Records from a dataset

----

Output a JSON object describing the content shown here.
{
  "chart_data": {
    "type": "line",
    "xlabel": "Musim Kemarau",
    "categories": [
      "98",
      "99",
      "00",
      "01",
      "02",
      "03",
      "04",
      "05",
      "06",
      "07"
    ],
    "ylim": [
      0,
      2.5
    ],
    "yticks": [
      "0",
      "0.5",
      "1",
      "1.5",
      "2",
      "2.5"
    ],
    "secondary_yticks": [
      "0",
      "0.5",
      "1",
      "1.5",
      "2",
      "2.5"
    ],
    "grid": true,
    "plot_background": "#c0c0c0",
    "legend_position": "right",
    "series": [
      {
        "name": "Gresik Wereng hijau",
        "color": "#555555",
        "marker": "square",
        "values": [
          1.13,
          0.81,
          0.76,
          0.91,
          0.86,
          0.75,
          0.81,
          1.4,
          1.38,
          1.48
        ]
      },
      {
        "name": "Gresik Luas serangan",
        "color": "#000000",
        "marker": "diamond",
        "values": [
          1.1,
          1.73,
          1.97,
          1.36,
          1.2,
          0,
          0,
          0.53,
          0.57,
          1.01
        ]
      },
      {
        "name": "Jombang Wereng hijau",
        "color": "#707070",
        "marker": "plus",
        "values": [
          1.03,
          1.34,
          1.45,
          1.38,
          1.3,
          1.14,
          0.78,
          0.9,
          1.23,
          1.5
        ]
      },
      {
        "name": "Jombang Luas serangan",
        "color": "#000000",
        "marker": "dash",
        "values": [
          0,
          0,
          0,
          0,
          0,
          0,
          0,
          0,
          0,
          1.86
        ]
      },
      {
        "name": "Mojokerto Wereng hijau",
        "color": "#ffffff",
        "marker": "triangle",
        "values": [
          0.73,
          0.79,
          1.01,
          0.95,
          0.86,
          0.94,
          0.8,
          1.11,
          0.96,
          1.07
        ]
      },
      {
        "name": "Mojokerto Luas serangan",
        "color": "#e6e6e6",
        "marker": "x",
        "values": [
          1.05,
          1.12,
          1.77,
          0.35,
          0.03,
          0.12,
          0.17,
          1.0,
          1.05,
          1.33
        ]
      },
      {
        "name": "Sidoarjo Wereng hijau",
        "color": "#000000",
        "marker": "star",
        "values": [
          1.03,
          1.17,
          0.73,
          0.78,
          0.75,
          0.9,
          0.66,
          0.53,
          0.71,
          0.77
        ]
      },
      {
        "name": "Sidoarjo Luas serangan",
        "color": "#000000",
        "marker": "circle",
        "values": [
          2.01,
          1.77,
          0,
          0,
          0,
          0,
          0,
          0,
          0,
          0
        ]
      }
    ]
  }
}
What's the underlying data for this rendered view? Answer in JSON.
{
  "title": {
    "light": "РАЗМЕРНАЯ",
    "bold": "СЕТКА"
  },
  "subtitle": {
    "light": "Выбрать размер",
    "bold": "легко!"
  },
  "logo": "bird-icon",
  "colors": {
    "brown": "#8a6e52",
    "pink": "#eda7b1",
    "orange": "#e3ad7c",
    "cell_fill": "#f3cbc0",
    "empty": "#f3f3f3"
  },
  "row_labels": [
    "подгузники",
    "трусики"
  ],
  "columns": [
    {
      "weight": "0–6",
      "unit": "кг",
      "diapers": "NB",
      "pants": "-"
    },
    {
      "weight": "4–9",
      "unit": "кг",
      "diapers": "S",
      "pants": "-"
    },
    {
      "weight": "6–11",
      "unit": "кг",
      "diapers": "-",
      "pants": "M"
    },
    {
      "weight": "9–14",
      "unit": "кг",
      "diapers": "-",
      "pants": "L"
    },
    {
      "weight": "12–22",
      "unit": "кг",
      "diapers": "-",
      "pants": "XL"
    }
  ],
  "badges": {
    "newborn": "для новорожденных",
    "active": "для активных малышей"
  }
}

----

Task to complete: Gather up the lines containing the word "Sidoarjo" from these records and copy them.

Full answer:
        "name": "Sidoarjo Wereng hijau",
        "name": "Sidoarjo Luas serangan",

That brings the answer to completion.